- The problem -
Reproduce every entry below precisely; do not include the pictures.

** begin **

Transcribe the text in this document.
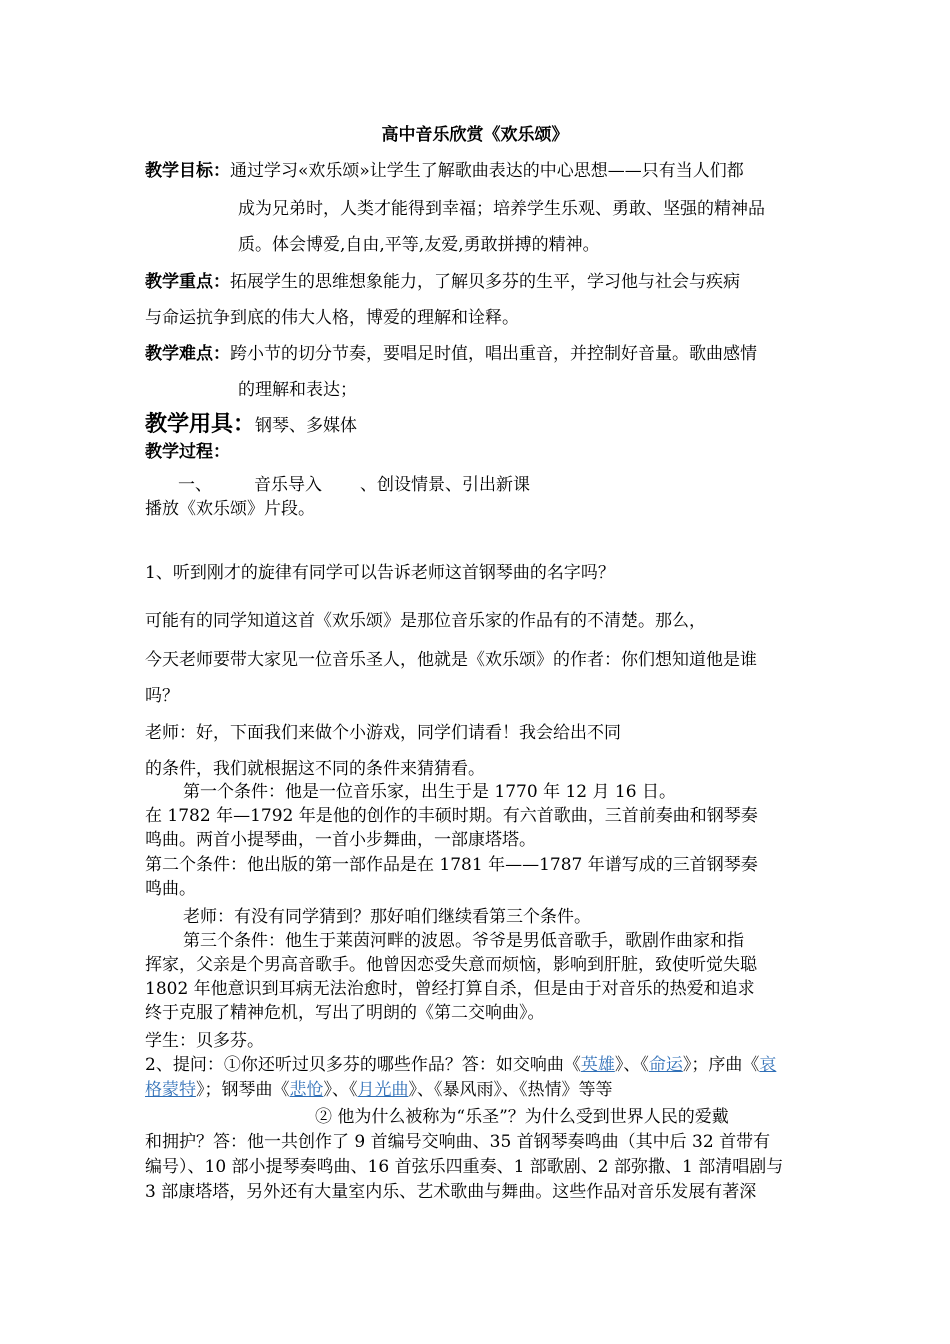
高中音乐欣赏《欢乐颂》
教学目标：通过学习«欢乐颂»让学生了解歌曲表达的中心思想——只有当人们都
成为兄弟时，人类才能得到幸福；培养学生乐观、勇敢、坚强的精神品
质。体会博爱,自由,平等,友爱,勇敢拼搏的精神。
教学重点：拓展学生的思维想象能力，了解贝多芬的生平，学习他与社会与疾病
与命运抗争到底的伟大人格，博爱的理解和诠释。
教学难点：跨小节的切分节奏，要唱足时值，唱出重音，并控制好音量。歌曲感情
的理解和表达；
教学用具：钢琴、多媒体
教学过程：
一、 音乐导入 、创设情景、引出新课
播放《欢乐颂》片段。
1、听到刚才的旋律有同学可以告诉老师这首钢琴曲的名字吗？
可能有的同学知道这首《欢乐颂》是那位音乐家的作品有的不清楚。那么，
今天老师要带大家见一位音乐圣人，他就是《欢乐颂》的作者：你们想知道他是谁
吗？
老师：好，下面我们来做个小游戏，同学们请看！我会给出不同
的条件，我们就根据这不同的条件来猜猜看。
第一个条件：他是一位音乐家，出生于是 1770 年 12 月 16 日。
在 1782 年—1792 年是他的创作的丰硕时期。有六首歌曲，三首前奏曲和钢琴奏
鸣曲。两首小提琴曲，一首小步舞曲，一部康塔塔。
第二个条件：他出版的第一部作品是在 1781 年——1787 年谱写成的三首钢琴奏
鸣曲。
老师：有没有同学猜到？那好咱们继续看第三个条件。
第三个条件：他生于莱茵河畔的波恩。爷爷是男低音歌手，歌剧作曲家和指
挥家，父亲是个男高音歌手。他曾因恋受失意而烦恼，影响到肝脏，致使听觉失聪
1802 年他意识到耳病无法治愈时，曾经打算自杀，但是由于对音乐的热爱和追求
终于克服了精神危机，写出了明朗的《第二交响曲》。
学生：贝多芬。
2、提问：①你还听过贝多芬的哪些作品？答：如交响曲《英雄》、《命运》；序曲《哀
格蒙特》；钢琴曲《悲怆》、《月光曲》、《暴风雨》、《热情》等等
② 他为什么被称为“乐圣”？为什么受到世界人民的爱戴
和拥护？答：他一共创作了 9 首编号交响曲、35 首钢琴奏鸣曲（其中后 32 首带有
编号）、10 部小提琴奏鸣曲、16 首弦乐四重奏、1 部歌剧、2 部弥撒、1 部清唱剧与
3 部康塔塔，另外还有大量室内乐、艺术歌曲与舞曲。这些作品对音乐发展有著深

** end **

- Task response -
Transcribe the text in this document.
高中音乐欣赏《欢乐颂》
教学目标：通过学习«欢乐颂»让学生了解歌曲表达的中心思想——只有当人们都
成为兄弟时，人类才能得到幸福；培养学生乐观、勇敢、坚强的精神品
质。体会博爱,自由,平等,友爱,勇敢拼搏的精神。
教学重点：拓展学生的思维想象能力，了解贝多芬的生平，学习他与社会与疾病
与命运抗争到底的伟大人格，博爱的理解和诠释。
教学难点：跨小节的切分节奏，要唱足时值，唱出重音，并控制好音量。歌曲感情
的理解和表达；
教学用具：钢琴、多媒体
教学过程：
一、 音乐导入 、创设情景、引出新课
播放《欢乐颂》片段。
1、听到刚才的旋律有同学可以告诉老师这首钢琴曲的名字吗？
可能有的同学知道这首《欢乐颂》是那位音乐家的作品有的不清楚。那么，
今天老师要带大家见一位音乐圣人，他就是《欢乐颂》的作者：你们想知道他是谁
吗？
老师：好，下面我们来做个小游戏，同学们请看！我会给出不同
的条件，我们就根据这不同的条件来猜猜看。
第一个条件：他是一位音乐家，出生于是 1770 年 12 月 16 日。
在 1782 年—1792 年是他的创作的丰硕时期。有六首歌曲，三首前奏曲和钢琴奏
鸣曲。两首小提琴曲，一首小步舞曲，一部康塔塔。
第二个条件：他出版的第一部作品是在 1781 年——1787 年谱写成的三首钢琴奏
鸣曲。
老师：有没有同学猜到？那好咱们继续看第三个条件。
第三个条件：他生于莱茵河畔的波恩。爷爷是男低音歌手，歌剧作曲家和指
挥家，父亲是个男高音歌手。他曾因恋受失意而烦恼，影响到肝脏，致使听觉失聪
1802 年他意识到耳病无法治愈时，曾经打算自杀，但是由于对音乐的热爱和追求
终于克服了精神危机，写出了明朗的《第二交响曲》。
学生：贝多芬。
2、提问：①你还听过贝多芬的哪些作品？答：如交响曲《英雄》、《命运》；序曲《哀
格蒙特》；钢琴曲《悲怆》、《月光曲》、《暴风雨》、《热情》等等
② 他为什么被称为“乐圣”？为什么受到世界人民的爱戴
和拥护？答：他一共创作了 9 首编号交响曲、35 首钢琴奏鸣曲（其中后 32 首带有
编号）、10 部小提琴奏鸣曲、16 首弦乐四重奏、1 部歌剧、2 部弥撒、1 部清唱剧与
3 部康塔塔，另外还有大量室内乐、艺术歌曲与舞曲。这些作品对音乐发展有著深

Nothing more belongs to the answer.